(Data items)

============

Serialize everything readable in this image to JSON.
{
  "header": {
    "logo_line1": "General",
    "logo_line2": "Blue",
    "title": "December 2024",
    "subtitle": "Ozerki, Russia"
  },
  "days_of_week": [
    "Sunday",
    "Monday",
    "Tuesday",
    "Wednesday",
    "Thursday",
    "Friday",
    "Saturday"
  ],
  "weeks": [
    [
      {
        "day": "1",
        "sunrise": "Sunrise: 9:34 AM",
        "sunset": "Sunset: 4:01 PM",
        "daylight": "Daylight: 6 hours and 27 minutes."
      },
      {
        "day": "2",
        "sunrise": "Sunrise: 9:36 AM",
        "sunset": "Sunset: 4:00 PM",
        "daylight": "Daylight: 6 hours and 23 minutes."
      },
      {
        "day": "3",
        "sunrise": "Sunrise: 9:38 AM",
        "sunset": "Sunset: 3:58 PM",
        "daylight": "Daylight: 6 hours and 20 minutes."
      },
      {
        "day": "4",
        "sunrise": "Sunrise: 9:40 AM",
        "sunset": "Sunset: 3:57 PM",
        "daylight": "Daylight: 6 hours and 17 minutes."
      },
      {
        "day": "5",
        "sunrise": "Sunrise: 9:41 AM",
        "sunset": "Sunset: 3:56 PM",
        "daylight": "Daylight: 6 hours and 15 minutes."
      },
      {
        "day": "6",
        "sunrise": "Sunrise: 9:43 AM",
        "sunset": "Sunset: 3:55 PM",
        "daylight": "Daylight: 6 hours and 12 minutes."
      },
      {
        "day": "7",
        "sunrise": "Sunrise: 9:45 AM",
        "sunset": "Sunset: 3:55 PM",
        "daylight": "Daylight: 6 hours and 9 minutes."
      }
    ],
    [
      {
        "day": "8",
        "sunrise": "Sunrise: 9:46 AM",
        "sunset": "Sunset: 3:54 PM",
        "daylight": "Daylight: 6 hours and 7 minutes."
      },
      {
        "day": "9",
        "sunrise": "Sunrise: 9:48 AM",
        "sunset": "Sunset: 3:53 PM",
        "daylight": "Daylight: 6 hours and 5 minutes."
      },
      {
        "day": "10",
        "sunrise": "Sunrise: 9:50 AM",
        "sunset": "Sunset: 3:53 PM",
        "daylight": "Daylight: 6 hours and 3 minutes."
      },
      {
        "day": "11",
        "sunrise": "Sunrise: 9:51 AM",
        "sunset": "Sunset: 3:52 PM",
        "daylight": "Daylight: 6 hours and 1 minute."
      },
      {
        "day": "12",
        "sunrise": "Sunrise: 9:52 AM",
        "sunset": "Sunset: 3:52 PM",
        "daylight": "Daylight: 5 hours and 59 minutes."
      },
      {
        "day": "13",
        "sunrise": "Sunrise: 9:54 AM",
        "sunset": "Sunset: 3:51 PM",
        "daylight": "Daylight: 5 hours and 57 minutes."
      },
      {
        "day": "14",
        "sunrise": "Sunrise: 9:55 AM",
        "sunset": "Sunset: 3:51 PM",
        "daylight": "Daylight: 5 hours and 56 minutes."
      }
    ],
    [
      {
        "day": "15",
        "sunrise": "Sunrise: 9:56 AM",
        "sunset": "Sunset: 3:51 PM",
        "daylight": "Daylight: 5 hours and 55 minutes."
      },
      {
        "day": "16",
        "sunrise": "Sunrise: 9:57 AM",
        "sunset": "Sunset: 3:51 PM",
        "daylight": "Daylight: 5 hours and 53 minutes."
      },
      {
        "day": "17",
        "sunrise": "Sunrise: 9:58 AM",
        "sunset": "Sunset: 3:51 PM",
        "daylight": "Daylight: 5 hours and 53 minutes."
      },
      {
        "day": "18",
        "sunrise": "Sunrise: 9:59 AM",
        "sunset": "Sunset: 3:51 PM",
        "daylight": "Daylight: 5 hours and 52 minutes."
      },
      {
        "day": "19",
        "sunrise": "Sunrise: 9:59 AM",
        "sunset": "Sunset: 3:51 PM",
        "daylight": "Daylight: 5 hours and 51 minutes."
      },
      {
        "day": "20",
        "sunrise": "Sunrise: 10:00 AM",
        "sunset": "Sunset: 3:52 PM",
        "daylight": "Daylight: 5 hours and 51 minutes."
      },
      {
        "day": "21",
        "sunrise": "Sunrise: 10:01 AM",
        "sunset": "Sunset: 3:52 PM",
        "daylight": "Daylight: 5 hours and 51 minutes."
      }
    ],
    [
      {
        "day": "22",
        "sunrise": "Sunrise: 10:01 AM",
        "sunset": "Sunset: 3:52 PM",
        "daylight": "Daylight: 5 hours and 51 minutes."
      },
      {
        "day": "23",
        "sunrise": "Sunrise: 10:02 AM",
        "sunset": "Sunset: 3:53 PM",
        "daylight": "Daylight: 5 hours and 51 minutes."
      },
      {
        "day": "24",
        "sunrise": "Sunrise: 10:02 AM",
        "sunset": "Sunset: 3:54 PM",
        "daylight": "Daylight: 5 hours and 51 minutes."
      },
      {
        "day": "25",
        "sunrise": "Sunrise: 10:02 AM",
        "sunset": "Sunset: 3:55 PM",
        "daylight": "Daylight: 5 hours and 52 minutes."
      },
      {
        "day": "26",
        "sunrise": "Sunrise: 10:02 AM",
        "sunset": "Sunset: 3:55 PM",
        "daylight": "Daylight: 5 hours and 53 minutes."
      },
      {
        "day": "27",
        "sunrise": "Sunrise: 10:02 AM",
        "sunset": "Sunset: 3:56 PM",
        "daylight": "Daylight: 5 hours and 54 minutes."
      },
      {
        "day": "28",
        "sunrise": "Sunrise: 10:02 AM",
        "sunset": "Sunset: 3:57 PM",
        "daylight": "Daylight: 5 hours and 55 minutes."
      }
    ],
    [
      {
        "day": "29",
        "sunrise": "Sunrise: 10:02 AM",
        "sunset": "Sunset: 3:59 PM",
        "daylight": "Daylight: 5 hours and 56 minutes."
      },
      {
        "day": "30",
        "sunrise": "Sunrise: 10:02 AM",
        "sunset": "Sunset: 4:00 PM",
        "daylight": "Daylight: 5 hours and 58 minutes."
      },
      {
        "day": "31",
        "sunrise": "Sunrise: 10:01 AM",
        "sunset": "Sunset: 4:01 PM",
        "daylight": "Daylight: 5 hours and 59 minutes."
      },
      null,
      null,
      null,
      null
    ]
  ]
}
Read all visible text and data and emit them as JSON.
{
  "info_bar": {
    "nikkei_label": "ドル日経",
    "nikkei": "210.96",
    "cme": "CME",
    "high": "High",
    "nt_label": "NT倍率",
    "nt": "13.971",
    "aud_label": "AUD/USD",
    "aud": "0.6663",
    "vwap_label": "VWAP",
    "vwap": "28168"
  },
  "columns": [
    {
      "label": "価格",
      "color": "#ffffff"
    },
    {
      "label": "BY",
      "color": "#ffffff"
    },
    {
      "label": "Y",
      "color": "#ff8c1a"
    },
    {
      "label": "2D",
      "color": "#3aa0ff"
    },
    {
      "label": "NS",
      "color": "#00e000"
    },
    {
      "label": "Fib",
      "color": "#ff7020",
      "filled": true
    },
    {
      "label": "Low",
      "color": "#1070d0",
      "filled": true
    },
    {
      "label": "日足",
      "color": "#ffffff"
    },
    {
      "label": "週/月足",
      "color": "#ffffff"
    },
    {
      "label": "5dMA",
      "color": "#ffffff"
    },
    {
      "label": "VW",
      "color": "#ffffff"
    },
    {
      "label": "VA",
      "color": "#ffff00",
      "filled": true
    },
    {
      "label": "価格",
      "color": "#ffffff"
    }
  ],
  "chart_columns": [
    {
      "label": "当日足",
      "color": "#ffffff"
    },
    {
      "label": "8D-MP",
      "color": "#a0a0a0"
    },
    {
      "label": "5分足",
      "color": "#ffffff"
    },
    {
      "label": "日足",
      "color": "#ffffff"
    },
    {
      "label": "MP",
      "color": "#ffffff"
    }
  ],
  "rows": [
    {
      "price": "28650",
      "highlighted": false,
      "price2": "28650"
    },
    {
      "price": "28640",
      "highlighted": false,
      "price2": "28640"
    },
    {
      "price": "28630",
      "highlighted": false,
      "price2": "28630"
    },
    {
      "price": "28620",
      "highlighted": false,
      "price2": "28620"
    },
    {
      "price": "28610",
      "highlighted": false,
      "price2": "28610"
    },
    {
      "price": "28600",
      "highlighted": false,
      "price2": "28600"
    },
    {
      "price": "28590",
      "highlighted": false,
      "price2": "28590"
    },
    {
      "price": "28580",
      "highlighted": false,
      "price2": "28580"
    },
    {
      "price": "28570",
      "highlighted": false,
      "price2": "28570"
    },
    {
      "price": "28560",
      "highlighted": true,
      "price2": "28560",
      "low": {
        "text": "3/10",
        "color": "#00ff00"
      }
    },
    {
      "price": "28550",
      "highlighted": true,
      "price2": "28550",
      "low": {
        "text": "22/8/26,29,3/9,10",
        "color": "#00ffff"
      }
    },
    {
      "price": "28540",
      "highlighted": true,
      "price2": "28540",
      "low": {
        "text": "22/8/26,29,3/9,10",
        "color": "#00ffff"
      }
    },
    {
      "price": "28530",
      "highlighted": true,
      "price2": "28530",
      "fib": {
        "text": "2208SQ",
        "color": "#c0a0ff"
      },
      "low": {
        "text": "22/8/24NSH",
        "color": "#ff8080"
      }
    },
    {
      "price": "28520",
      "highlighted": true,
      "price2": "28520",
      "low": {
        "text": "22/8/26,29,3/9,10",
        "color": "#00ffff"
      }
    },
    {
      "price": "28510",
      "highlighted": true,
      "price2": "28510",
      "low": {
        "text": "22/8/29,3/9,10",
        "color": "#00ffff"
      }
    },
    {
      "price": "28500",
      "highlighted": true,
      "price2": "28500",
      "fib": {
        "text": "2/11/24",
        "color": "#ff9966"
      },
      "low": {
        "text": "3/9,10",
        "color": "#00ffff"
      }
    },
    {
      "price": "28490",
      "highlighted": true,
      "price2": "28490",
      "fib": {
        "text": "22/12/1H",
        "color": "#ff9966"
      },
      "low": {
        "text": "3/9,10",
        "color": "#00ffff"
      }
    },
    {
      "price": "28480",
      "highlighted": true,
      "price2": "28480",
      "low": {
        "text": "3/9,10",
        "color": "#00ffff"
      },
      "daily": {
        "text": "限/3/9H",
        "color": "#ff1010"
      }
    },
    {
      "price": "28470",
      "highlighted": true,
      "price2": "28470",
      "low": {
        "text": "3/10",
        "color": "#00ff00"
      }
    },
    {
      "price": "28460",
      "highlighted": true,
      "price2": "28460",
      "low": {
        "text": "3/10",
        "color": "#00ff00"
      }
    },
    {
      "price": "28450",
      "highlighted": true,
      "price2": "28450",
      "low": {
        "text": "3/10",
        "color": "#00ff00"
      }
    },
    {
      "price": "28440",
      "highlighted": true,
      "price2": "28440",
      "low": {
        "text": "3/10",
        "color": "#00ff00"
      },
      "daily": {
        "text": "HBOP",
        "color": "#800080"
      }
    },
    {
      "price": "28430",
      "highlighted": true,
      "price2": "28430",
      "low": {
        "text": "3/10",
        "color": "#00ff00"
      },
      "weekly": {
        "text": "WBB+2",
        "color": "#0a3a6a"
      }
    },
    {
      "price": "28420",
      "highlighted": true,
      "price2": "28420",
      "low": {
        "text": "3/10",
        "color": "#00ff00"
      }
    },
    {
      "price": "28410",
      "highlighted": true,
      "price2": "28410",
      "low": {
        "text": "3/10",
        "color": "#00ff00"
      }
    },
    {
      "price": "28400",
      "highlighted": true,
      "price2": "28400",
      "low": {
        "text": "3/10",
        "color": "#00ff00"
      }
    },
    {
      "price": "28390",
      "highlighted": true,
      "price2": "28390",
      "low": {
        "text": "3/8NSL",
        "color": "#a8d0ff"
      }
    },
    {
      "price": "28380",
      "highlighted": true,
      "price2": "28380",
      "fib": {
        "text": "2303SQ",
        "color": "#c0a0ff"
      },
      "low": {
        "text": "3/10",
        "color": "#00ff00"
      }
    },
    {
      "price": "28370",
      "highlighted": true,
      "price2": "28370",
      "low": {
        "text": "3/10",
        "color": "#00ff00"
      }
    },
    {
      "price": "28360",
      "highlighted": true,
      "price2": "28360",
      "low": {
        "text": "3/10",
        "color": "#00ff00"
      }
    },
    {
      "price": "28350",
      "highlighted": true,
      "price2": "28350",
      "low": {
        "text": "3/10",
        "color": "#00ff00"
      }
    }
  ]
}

============

Copy each line of the records containing the string "JSON".

**Result of the exercise:**
Serialize everything readable in this image to JSON.
Read all visible text and data and emit them as JSON.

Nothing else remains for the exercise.